- **Task to carry out**: Each line that holds the word "ylabel" should be returned.

- **Given records**:
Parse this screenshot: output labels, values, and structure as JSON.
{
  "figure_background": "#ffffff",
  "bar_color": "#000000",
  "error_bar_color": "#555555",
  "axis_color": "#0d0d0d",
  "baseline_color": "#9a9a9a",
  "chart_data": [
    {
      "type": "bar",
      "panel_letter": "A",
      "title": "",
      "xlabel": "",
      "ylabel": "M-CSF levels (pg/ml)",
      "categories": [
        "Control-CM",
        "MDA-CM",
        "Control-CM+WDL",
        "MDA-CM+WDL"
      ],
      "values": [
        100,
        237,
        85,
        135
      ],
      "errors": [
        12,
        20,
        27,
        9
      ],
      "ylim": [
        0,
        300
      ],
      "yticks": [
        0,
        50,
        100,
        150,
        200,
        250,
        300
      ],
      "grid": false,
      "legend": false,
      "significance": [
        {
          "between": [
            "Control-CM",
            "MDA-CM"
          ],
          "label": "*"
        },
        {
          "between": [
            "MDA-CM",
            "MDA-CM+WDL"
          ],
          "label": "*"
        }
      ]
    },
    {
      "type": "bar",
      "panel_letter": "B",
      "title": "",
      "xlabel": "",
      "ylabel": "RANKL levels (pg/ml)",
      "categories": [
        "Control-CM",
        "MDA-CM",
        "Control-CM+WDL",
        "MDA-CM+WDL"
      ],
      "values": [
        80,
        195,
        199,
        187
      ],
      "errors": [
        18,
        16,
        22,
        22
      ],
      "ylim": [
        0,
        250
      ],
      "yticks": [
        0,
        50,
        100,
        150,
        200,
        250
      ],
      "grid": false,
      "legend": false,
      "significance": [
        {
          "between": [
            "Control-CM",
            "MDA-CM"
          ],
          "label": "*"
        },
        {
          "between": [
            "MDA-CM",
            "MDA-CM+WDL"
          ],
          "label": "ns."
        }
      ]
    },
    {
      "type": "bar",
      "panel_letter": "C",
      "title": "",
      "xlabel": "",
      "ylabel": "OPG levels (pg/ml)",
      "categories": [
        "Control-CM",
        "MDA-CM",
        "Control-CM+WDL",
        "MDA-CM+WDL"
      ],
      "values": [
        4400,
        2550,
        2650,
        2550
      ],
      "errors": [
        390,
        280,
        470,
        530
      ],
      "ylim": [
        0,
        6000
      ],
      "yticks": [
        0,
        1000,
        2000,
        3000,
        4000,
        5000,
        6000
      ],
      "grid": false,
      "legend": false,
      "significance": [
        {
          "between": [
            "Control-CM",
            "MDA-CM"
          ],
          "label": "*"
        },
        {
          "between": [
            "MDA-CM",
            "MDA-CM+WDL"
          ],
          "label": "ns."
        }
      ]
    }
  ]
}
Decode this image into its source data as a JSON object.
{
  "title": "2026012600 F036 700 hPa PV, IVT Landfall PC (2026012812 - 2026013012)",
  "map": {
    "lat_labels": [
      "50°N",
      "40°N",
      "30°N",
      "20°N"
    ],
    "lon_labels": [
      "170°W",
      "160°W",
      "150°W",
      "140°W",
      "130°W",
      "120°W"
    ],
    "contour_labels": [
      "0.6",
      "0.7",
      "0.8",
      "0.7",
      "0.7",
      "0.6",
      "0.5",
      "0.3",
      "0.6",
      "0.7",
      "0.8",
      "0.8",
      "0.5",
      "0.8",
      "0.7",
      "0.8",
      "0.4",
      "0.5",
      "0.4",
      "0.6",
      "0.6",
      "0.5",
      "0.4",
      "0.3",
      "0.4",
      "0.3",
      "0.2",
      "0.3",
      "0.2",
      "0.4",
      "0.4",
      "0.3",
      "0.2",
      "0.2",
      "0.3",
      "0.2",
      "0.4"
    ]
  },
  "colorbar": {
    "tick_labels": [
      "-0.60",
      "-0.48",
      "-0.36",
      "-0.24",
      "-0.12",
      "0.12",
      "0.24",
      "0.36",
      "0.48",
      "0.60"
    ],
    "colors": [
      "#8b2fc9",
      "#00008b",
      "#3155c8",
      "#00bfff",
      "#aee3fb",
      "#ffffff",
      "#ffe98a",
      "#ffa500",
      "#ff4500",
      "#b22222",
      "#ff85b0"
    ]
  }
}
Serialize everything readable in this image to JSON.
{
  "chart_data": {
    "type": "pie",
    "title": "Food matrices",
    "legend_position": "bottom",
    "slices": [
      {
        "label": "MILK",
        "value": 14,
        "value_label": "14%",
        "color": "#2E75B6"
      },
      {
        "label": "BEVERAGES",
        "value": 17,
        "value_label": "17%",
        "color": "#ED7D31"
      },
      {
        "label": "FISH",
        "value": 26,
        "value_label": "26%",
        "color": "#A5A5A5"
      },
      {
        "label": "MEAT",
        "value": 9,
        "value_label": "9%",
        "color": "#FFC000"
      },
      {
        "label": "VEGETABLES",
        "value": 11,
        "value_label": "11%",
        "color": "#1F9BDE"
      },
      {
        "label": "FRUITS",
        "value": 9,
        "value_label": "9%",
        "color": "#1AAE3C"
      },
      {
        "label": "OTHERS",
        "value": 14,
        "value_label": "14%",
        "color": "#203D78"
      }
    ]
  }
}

- **Solved exercise**:
      "ylabel": "M-CSF levels (pg/ml)",
      "ylabel": "RANKL levels (pg/ml)",
      "ylabel": "OPG levels (pg/ml)",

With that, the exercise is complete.